--- START OF The input ---
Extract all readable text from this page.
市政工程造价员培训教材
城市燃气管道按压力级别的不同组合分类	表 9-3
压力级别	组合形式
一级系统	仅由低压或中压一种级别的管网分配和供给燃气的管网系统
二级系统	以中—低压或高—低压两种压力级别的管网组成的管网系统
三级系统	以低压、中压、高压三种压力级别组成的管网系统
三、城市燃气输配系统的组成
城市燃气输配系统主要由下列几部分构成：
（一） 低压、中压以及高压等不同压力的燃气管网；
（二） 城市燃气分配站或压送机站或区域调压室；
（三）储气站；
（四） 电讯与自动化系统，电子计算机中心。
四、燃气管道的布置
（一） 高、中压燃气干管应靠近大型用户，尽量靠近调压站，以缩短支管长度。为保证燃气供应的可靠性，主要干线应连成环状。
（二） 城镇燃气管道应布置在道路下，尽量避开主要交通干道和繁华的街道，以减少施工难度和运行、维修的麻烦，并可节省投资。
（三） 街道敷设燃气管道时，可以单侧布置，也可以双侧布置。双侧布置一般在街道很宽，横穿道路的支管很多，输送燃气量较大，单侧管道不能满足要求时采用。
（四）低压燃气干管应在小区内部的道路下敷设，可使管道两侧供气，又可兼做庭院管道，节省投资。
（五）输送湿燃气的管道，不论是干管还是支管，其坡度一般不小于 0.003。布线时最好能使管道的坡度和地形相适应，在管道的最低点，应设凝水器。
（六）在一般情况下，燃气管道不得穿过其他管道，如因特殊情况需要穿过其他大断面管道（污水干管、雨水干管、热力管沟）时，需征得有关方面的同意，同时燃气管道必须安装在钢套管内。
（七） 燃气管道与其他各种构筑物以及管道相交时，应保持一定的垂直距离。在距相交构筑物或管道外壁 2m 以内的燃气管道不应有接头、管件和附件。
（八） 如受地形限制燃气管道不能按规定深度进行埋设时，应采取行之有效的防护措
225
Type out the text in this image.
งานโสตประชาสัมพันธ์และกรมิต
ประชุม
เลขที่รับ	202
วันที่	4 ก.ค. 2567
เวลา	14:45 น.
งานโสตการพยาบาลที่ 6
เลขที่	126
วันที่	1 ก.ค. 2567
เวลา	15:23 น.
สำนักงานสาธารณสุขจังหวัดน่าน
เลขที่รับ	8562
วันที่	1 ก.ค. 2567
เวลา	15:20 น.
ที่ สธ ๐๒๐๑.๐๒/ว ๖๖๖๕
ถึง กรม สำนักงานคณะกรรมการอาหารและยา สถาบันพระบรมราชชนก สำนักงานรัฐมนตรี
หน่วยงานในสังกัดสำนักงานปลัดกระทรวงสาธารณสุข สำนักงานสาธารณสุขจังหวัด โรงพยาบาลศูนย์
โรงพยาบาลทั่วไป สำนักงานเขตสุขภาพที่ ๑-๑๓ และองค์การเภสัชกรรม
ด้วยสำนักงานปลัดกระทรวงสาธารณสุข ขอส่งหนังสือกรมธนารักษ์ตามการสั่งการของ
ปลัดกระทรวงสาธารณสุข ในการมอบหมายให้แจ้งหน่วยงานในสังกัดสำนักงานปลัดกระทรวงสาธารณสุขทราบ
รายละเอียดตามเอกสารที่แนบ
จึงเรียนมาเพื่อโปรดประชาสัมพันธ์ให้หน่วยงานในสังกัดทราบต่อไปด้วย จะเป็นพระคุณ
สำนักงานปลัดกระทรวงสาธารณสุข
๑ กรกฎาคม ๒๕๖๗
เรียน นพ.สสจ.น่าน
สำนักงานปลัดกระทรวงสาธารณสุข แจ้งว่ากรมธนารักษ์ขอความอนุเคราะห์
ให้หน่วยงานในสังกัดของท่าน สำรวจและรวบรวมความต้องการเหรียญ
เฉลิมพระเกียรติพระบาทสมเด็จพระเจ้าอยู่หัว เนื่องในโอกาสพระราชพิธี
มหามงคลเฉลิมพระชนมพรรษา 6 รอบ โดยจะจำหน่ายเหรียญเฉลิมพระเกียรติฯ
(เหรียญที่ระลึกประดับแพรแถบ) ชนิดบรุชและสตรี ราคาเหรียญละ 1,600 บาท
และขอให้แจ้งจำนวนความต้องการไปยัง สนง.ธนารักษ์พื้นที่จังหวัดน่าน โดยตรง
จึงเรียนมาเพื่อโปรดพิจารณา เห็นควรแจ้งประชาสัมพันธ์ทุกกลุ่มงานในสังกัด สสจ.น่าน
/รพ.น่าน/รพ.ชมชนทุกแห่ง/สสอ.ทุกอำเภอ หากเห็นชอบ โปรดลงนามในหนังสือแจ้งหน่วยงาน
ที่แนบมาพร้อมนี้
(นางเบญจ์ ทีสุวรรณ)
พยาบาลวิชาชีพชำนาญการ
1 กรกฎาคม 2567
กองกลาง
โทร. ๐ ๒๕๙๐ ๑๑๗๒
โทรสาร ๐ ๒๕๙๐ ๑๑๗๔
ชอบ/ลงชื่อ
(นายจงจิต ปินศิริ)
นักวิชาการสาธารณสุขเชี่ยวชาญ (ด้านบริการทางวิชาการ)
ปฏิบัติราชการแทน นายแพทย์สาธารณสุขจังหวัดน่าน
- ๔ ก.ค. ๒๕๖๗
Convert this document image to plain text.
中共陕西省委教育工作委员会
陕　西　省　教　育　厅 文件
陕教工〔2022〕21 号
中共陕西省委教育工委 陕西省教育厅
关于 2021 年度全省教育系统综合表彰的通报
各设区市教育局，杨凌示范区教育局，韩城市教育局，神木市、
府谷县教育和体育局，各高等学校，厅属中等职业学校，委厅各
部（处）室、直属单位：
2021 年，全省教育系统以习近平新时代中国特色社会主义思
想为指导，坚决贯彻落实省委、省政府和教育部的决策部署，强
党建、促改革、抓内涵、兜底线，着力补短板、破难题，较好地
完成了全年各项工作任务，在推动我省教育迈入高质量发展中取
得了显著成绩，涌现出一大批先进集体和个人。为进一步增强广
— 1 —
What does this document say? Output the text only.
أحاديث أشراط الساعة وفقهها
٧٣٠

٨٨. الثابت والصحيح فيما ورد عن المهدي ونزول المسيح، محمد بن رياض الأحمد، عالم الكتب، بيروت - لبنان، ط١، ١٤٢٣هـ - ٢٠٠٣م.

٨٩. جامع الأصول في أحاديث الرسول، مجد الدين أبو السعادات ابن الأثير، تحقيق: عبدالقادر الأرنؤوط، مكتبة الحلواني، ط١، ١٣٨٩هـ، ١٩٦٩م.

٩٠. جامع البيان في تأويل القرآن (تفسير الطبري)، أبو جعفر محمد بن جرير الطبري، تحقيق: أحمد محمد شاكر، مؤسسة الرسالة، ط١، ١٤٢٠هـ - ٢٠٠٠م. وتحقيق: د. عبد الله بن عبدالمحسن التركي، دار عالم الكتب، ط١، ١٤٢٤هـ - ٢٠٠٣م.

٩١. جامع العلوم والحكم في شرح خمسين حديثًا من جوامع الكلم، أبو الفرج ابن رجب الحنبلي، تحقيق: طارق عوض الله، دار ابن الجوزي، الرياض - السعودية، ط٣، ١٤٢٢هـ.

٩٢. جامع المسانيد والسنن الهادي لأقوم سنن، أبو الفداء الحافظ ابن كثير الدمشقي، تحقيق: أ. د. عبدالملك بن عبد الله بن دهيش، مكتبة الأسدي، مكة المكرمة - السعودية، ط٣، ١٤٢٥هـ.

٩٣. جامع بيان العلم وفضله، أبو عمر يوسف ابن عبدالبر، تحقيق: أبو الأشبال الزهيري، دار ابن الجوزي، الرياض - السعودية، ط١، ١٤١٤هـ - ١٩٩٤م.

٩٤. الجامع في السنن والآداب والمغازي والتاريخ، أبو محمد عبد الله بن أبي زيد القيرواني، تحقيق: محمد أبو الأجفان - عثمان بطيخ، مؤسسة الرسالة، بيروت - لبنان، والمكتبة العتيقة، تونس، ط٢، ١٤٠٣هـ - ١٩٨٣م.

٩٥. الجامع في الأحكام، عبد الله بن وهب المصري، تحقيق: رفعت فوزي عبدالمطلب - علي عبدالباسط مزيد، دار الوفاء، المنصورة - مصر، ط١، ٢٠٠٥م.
--- END OF The input ---
** Objective **
Pick out the lines containing the word "ดกระทรวงสาธารณส" and show them.

** Solution to the exercise **
หน่วยงานในสังกัดสำนักงานปลัดกระทรวงสาธารณสุข สำนักงานสาธารณสุขจังหวัด โรงพยาบาลศูนย์
ด้วยสำนักงานปลัดกระทรวงสาธารณสุข ขอส่งหนังสือกรมธนารักษ์ตามการสั่งการของ
ปลัดกระทรวงสาธารณสุข ในการมอบหมายให้แจ้งหน่วยงานในสังกัดสำนักงานปลัดกระทรวงสาธารณสุขทราบ
สำนักงานปลัดกระทรวงสาธารณสุข
สำนักงานปลัดกระทรวงสาธารณสุข แจ้งว่ากรมธนารักษ์ขอความอนุเคราะห์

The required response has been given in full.